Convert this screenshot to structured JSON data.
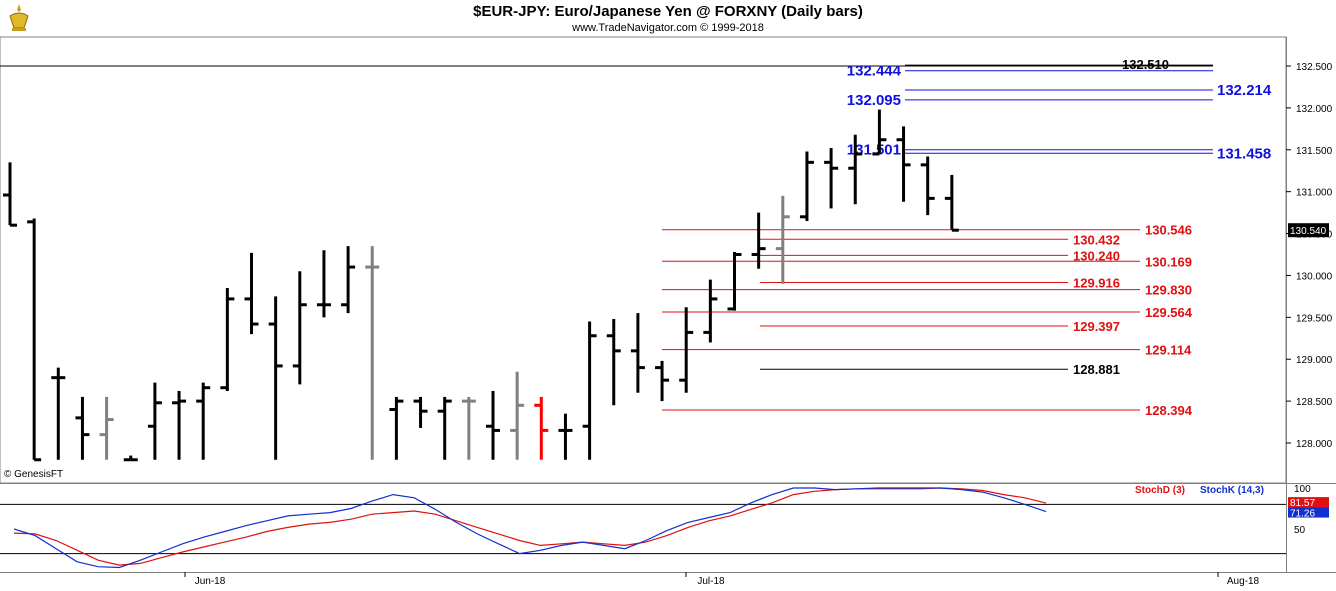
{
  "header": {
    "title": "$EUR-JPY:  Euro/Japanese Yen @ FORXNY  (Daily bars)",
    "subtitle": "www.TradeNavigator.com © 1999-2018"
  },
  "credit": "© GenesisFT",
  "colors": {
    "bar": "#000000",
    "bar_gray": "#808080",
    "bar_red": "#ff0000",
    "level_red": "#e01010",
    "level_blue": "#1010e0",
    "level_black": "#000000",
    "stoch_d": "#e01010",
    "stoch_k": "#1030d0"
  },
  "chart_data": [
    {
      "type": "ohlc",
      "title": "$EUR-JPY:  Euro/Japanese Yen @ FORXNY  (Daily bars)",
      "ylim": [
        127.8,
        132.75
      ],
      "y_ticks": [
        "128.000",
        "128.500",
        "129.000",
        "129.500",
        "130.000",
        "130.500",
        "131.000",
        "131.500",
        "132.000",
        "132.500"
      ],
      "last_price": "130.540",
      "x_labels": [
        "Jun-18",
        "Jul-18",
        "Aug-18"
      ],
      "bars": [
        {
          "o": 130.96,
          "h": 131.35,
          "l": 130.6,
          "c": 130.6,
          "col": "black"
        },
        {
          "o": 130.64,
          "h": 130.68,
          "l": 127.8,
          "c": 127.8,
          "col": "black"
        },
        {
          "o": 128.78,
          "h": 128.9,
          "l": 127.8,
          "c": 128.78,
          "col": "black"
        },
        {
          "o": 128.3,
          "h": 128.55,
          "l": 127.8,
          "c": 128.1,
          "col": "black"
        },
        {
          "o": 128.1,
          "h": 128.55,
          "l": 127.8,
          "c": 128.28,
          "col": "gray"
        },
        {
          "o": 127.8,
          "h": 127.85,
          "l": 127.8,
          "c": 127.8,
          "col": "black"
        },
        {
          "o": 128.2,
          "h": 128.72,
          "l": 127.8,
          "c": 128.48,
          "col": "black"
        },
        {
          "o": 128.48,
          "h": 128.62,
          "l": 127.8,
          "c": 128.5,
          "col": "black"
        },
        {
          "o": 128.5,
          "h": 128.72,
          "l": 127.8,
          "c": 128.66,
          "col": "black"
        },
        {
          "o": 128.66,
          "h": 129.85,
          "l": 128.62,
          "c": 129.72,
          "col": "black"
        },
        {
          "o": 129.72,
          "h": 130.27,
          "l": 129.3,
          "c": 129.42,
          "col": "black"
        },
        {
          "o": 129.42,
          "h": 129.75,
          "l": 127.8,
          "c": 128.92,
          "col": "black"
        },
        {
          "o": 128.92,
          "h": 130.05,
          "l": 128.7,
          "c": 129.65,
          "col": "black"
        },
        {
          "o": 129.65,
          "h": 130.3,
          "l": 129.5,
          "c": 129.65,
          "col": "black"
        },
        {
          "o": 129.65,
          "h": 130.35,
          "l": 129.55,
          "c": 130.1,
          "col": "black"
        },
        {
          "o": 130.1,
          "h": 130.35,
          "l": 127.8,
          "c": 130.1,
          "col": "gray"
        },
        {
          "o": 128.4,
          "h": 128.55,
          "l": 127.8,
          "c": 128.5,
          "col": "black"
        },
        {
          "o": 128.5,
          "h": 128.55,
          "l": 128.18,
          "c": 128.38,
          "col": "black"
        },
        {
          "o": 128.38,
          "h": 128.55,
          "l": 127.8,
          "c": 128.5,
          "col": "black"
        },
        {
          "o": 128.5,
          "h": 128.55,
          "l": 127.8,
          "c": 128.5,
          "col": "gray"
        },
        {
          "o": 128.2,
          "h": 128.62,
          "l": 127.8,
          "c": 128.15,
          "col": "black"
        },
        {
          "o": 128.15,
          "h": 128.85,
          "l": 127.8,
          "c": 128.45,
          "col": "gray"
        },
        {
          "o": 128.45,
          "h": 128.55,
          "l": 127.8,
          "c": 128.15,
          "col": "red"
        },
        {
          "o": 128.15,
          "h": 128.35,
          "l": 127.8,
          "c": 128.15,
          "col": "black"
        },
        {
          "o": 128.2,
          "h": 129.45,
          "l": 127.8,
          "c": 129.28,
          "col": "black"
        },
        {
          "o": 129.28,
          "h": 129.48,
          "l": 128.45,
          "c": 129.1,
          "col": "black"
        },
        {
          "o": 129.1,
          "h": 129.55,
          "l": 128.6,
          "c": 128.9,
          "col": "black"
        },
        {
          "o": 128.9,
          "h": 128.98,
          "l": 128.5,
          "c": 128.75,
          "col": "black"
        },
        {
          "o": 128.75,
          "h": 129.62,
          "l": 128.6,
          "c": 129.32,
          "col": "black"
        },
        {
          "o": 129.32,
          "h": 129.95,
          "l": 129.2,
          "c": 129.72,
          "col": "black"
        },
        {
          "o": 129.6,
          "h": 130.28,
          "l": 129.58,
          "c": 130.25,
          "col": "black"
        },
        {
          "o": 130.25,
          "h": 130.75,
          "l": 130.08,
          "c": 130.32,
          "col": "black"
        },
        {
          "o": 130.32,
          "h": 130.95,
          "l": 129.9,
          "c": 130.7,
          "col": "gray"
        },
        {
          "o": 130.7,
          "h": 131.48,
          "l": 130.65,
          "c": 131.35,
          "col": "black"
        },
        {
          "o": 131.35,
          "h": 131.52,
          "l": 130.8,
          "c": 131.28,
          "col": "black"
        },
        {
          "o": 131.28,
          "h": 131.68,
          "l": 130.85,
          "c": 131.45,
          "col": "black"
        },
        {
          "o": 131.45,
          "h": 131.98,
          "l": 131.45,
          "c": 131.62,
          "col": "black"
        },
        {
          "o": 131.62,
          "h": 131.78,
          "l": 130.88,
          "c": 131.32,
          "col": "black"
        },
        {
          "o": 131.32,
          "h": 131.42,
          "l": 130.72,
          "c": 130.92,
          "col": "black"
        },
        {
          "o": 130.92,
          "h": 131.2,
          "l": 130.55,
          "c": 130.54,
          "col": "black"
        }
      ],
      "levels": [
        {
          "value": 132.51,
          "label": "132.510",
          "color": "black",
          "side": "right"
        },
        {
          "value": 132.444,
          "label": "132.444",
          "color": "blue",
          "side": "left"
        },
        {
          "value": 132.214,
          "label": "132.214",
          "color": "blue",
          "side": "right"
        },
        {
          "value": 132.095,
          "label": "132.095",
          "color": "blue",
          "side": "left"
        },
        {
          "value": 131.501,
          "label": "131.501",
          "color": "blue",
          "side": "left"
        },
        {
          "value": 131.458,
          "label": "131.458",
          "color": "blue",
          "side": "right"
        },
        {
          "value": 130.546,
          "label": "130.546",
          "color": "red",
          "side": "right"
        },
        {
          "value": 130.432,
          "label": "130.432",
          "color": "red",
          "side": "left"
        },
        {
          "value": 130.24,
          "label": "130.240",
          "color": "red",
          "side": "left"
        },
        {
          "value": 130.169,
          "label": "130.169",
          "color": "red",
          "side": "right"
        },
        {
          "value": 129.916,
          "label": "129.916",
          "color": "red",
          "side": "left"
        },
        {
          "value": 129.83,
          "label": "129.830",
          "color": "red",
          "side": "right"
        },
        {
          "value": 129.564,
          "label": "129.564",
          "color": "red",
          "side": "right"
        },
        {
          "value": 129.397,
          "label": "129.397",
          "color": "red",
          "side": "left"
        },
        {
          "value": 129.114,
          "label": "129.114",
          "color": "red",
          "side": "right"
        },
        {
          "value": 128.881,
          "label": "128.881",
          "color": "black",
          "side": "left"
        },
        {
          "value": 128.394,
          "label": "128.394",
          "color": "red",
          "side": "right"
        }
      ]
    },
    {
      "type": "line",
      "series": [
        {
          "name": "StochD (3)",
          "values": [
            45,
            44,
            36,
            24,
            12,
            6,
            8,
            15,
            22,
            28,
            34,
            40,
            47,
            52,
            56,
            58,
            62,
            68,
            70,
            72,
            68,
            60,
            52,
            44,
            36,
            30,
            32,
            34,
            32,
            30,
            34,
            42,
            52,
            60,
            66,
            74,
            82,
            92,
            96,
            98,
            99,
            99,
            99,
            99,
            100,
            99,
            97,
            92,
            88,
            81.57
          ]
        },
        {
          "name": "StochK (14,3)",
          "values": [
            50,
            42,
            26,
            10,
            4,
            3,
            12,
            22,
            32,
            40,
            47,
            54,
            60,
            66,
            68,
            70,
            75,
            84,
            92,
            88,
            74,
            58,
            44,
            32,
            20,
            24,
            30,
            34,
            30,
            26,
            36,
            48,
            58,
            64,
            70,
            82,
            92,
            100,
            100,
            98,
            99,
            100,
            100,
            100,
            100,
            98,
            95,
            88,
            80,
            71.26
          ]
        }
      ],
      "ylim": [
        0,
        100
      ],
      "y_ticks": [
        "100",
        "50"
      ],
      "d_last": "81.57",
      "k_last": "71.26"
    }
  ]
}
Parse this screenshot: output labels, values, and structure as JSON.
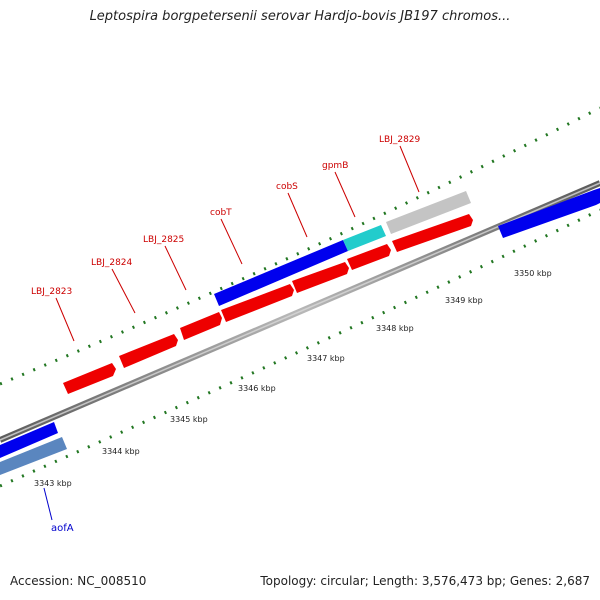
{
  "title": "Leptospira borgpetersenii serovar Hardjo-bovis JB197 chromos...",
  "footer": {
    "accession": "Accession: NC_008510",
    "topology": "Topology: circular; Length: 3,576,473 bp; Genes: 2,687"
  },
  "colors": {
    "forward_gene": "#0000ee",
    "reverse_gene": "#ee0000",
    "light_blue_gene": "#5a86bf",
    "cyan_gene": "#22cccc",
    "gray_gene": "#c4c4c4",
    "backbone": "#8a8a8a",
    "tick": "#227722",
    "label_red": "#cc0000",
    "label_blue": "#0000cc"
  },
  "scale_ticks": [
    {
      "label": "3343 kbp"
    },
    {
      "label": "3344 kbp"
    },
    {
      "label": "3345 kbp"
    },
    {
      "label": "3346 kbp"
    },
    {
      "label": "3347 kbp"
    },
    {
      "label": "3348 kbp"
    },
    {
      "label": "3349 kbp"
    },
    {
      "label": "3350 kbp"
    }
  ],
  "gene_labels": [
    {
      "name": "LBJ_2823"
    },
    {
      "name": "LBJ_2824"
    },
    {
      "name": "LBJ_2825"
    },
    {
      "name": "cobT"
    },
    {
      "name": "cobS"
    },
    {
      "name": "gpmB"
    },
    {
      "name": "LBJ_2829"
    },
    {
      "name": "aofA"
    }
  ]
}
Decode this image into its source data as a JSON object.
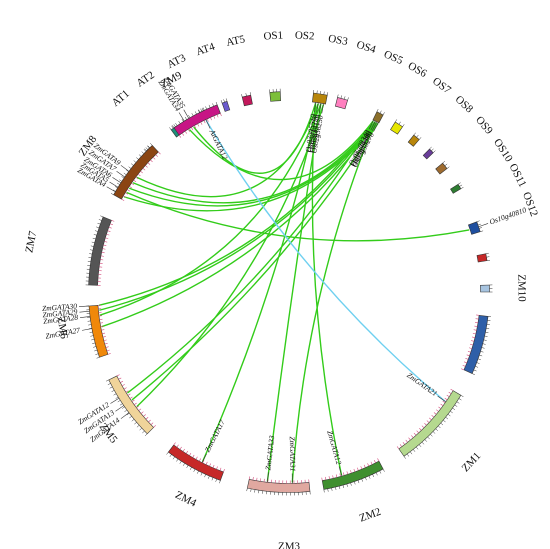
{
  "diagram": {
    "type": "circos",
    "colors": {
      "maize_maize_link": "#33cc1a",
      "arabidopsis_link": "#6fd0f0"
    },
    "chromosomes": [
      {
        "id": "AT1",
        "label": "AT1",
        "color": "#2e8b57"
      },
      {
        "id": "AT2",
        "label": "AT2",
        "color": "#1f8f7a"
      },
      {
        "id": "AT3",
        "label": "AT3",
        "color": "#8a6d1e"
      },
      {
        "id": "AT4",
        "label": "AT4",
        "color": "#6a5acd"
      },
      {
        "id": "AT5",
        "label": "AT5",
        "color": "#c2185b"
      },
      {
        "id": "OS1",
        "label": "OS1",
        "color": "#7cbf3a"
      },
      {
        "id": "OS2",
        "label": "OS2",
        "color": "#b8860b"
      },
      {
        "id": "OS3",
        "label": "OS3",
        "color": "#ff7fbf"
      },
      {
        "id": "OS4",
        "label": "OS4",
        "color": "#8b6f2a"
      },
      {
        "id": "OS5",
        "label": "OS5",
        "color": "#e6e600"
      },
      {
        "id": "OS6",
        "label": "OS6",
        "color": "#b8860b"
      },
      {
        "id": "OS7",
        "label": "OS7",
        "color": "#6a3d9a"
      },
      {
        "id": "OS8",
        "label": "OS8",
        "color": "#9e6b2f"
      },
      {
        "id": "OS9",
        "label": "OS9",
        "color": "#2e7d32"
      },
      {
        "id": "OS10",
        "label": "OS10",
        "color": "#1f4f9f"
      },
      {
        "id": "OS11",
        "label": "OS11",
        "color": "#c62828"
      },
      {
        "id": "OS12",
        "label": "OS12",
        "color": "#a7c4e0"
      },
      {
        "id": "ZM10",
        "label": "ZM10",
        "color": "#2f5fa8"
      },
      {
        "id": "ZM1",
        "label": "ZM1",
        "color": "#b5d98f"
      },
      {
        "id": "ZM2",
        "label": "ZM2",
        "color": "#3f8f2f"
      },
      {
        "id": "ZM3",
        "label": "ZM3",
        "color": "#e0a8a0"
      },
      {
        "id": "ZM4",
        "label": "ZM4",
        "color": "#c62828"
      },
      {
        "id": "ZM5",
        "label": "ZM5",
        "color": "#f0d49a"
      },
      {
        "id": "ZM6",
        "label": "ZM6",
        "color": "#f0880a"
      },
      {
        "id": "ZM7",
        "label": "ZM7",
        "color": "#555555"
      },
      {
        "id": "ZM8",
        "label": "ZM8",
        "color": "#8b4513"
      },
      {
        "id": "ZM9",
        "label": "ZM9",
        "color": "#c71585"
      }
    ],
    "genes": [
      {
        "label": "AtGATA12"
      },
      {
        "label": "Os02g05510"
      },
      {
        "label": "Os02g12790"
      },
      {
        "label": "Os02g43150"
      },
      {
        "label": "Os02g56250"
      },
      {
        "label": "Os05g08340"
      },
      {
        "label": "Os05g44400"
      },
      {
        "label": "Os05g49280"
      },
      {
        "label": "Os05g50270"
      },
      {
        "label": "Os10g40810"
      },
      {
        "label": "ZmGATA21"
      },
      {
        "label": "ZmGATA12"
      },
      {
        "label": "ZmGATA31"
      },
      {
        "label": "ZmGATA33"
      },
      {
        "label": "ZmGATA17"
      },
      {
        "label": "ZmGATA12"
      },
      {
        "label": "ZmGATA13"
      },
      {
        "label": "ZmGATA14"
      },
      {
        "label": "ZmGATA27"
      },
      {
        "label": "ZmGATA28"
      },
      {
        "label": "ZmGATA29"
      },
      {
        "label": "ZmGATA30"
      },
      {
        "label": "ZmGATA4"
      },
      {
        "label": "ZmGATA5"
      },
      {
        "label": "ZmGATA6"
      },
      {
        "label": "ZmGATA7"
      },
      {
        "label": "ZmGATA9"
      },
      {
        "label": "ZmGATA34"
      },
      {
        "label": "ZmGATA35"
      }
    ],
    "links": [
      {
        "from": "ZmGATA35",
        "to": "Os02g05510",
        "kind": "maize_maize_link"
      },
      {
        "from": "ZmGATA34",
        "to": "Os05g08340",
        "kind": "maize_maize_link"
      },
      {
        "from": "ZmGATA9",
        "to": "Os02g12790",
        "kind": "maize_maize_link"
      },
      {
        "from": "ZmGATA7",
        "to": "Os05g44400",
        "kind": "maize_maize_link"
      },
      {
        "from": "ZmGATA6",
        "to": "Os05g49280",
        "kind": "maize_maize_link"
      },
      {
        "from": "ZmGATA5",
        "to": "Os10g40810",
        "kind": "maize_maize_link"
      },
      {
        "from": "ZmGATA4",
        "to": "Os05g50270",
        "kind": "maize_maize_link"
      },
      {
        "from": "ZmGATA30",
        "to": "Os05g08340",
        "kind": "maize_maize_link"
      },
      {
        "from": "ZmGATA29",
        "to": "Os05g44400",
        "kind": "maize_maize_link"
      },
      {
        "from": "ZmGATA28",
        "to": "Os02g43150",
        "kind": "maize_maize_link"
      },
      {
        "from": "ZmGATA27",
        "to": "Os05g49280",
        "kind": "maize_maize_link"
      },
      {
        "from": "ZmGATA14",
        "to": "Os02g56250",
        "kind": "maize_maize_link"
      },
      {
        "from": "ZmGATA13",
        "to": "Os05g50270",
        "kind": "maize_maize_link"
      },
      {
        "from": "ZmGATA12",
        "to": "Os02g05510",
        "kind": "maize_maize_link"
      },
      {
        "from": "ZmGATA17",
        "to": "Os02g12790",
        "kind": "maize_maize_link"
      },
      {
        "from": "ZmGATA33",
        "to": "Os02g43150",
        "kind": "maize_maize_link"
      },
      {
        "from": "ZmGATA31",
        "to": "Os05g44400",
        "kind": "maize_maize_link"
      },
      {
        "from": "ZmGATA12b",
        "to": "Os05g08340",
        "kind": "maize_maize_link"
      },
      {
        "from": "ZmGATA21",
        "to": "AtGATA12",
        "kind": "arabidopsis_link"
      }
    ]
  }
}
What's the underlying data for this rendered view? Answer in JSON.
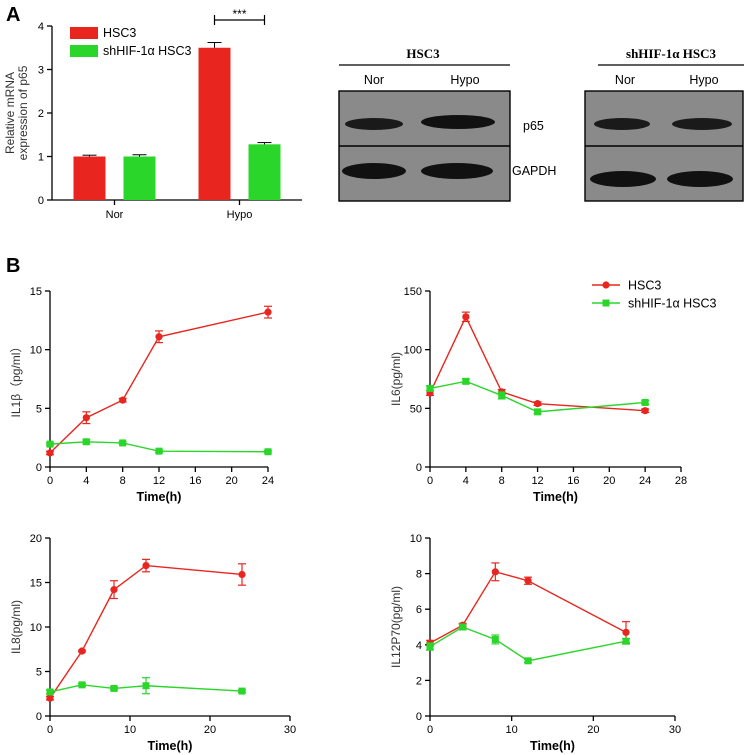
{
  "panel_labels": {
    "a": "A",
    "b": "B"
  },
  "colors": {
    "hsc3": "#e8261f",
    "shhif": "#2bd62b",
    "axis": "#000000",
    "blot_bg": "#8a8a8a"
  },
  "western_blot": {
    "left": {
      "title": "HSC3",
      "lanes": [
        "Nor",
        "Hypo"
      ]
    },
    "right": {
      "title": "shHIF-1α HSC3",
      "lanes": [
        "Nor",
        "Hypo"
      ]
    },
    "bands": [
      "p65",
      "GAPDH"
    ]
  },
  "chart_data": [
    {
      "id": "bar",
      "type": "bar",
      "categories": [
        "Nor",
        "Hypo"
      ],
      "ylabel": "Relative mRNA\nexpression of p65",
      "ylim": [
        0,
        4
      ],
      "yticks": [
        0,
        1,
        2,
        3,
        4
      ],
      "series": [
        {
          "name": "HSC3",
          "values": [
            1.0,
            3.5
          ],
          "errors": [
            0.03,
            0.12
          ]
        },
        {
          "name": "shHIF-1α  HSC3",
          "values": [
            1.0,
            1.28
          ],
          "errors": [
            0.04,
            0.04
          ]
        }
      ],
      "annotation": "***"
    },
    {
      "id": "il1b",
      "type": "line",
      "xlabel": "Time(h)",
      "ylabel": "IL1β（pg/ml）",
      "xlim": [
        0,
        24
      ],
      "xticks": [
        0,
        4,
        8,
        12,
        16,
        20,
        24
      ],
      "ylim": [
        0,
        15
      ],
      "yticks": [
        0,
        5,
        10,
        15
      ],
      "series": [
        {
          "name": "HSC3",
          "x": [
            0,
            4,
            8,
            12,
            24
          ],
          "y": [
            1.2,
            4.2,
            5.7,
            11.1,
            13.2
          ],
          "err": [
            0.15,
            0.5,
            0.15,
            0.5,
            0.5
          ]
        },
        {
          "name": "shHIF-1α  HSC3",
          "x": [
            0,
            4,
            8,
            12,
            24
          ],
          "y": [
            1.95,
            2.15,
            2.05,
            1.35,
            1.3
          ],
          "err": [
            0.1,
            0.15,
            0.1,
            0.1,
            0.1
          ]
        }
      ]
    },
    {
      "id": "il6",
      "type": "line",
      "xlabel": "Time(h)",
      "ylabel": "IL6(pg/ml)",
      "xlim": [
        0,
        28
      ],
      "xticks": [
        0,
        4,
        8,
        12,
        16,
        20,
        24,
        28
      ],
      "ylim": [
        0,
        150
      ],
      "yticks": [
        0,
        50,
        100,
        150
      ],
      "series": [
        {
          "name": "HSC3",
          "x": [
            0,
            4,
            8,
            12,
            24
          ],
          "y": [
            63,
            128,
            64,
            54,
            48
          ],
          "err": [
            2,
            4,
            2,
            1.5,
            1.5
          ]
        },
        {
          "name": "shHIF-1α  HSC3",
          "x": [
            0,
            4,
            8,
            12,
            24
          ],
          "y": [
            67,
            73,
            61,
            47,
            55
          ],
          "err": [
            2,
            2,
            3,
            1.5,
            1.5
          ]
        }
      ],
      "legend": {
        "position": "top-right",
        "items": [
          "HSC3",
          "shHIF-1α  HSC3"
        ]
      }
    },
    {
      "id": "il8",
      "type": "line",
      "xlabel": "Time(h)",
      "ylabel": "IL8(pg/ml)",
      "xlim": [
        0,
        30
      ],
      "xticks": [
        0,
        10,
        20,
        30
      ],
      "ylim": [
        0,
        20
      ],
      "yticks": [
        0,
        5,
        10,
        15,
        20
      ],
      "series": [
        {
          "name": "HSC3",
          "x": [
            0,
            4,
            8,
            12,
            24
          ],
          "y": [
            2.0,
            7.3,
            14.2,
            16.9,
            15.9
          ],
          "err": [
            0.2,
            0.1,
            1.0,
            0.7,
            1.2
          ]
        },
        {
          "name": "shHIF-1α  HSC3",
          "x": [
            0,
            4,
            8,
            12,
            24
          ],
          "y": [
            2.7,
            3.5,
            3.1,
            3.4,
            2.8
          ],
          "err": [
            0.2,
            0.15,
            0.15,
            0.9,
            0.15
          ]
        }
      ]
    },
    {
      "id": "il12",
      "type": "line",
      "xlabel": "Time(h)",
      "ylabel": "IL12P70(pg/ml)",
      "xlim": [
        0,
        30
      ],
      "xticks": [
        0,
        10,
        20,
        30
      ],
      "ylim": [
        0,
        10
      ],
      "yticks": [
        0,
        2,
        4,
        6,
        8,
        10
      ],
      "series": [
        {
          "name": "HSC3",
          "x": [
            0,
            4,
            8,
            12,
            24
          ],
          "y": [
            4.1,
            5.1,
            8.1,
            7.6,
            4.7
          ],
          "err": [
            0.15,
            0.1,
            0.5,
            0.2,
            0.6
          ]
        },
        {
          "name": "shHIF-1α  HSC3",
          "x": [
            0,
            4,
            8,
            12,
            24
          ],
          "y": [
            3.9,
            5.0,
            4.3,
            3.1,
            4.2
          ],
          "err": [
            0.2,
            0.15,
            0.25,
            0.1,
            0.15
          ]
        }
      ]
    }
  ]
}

§ **Exercise aim**
Your answer must be a single number: the count of lines above that hold the word "screenshot".

§ **Result of this task**
2